**BRIEF**
Go through the data and copy every line exactly, but not the images.

<<<<

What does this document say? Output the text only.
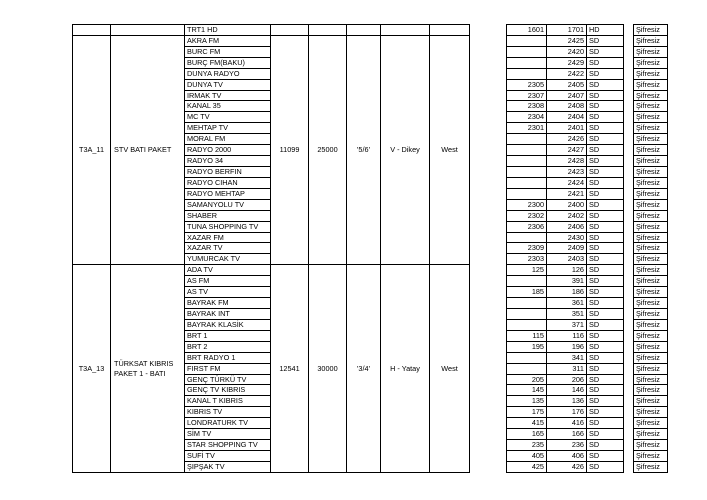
		TRT1 HD							1601	1701	HD		Şifresiz
T3A_11	STV BATI PAKET	AKRA FM	11099	25000	'5/6'	V - Dikey	West			2425	SD		Şifresiz
		BURC FM								2420	SD		Şifresiz
		BURÇ FM(BAKU)								2429	SD		Şifresiz
		DUNYA RADYO								2422	SD		Şifresiz
		DUNYA TV							2305	2405	SD		Şifresiz
		IRMAK TV							2307	2407	SD		Şifresiz
		KANAL 35							2308	2408	SD		Şifresiz
		MC TV							2304	2404	SD		Şifresiz
		MEHTAP TV							2301	2401	SD		Şifresiz
		MORAL FM								2426	SD		Şifresiz
		RADYO 2000								2427	SD		Şifresiz
		RADYO 34								2428	SD		Şifresiz
		RADYO BERFIN								2423	SD		Şifresiz
		RADYO CIHAN								2424	SD		Şifresiz
		RADYO MEHTAP								2421	SD		Şifresiz
		SAMANYOLU TV							2300	2400	SD		Şifresiz
		SHABER							2302	2402	SD		Şifresiz
		TUNA SHOPPING TV							2306	2406	SD		Şifresiz
		XAZAR FM								2430	SD		Şifresiz
		XAZAR TV							2309	2409	SD		Şifresiz
		YUMURCAK TV							2303	2403	SD		Şifresiz
T3A_13	TÜRKSAT KIBRIS PAKET 1 - BATI	ADA TV	12541	30000	'3/4'	H - Yatay	West		125	126	SD		Şifresiz
		AS FM								391	SD		Şifresiz
		AS TV							185	186	SD		Şifresiz
		BAYRAK FM								361	SD		Şifresiz
		BAYRAK INT								351	SD		Şifresiz
		BAYRAK KLASİK								371	SD		Şifresiz
		BRT 1							115	116	SD		Şifresiz
		BRT 2							195	196	SD		Şifresiz
		BRT RADYO 1								341	SD		Şifresiz
		FIRST FM								311	SD		Şifresiz
		GENÇ TÜRKÜ TV							205	206	SD		Şifresiz
		GENÇ TV KIBRIS							145	146	SD		Şifresiz
		KANAL T KIBRIS							135	136	SD		Şifresiz
		KIBRIS TV							175	176	SD		Şifresiz
		LONDRATURK TV							415	416	SD		Şifresiz
		SİM TV							165	166	SD		Şifresiz
		STAR SHOPPING TV							235	236	SD		Şifresiz
		SUFİ TV							405	406	SD		Şifresiz
		ŞIPŞAK TV							425	426	SD		Şifresiz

>>>>

**TASK RESULT**
What does this document say? Output the text only.
		TRT1 HD							1601	1701	HD		Şifresiz
T3A_11	STV BATI PAKET	AKRA FM	11099	25000	'5/6'	V - Dikey	West			2425	SD		Şifresiz
		BURC FM								2420	SD		Şifresiz
		BURÇ FM(BAKU)								2429	SD		Şifresiz
		DUNYA RADYO								2422	SD		Şifresiz
		DUNYA TV							2305	2405	SD		Şifresiz
		IRMAK TV							2307	2407	SD		Şifresiz
		KANAL 35							2308	2408	SD		Şifresiz
		MC TV							2304	2404	SD		Şifresiz
		MEHTAP TV							2301	2401	SD		Şifresiz
		MORAL FM								2426	SD		Şifresiz
		RADYO 2000								2427	SD		Şifresiz
		RADYO 34								2428	SD		Şifresiz
		RADYO BERFIN								2423	SD		Şifresiz
		RADYO CIHAN								2424	SD		Şifresiz
		RADYO MEHTAP								2421	SD		Şifresiz
		SAMANYOLU TV							2300	2400	SD		Şifresiz
		SHABER							2302	2402	SD		Şifresiz
		TUNA SHOPPING TV							2306	2406	SD		Şifresiz
		XAZAR FM								2430	SD		Şifresiz
		XAZAR TV							2309	2409	SD		Şifresiz
		YUMURCAK TV							2303	2403	SD		Şifresiz
T3A_13	TÜRKSAT KIBRIS PAKET 1 - BATI	ADA TV	12541	30000	'3/4'	H - Yatay	West		125	126	SD		Şifresiz
		AS FM								391	SD		Şifresiz
		AS TV							185	186	SD		Şifresiz
		BAYRAK FM								361	SD		Şifresiz
		BAYRAK INT								351	SD		Şifresiz
		BAYRAK KLASİK								371	SD		Şifresiz
		BRT 1							115	116	SD		Şifresiz
		BRT 2							195	196	SD		Şifresiz
		BRT RADYO 1								341	SD		Şifresiz
		FIRST FM								311	SD		Şifresiz
		GENÇ TÜRKÜ TV							205	206	SD		Şifresiz
		GENÇ TV KIBRIS							145	146	SD		Şifresiz
		KANAL T KIBRIS							135	136	SD		Şifresiz
		KIBRIS TV							175	176	SD		Şifresiz
		LONDRATURK TV							415	416	SD		Şifresiz
		SİM TV							165	166	SD		Şifresiz
		STAR SHOPPING TV							235	236	SD		Şifresiz
		SUFİ TV							405	406	SD		Şifresiz
		ŞIPŞAK TV							425	426	SD		Şifresiz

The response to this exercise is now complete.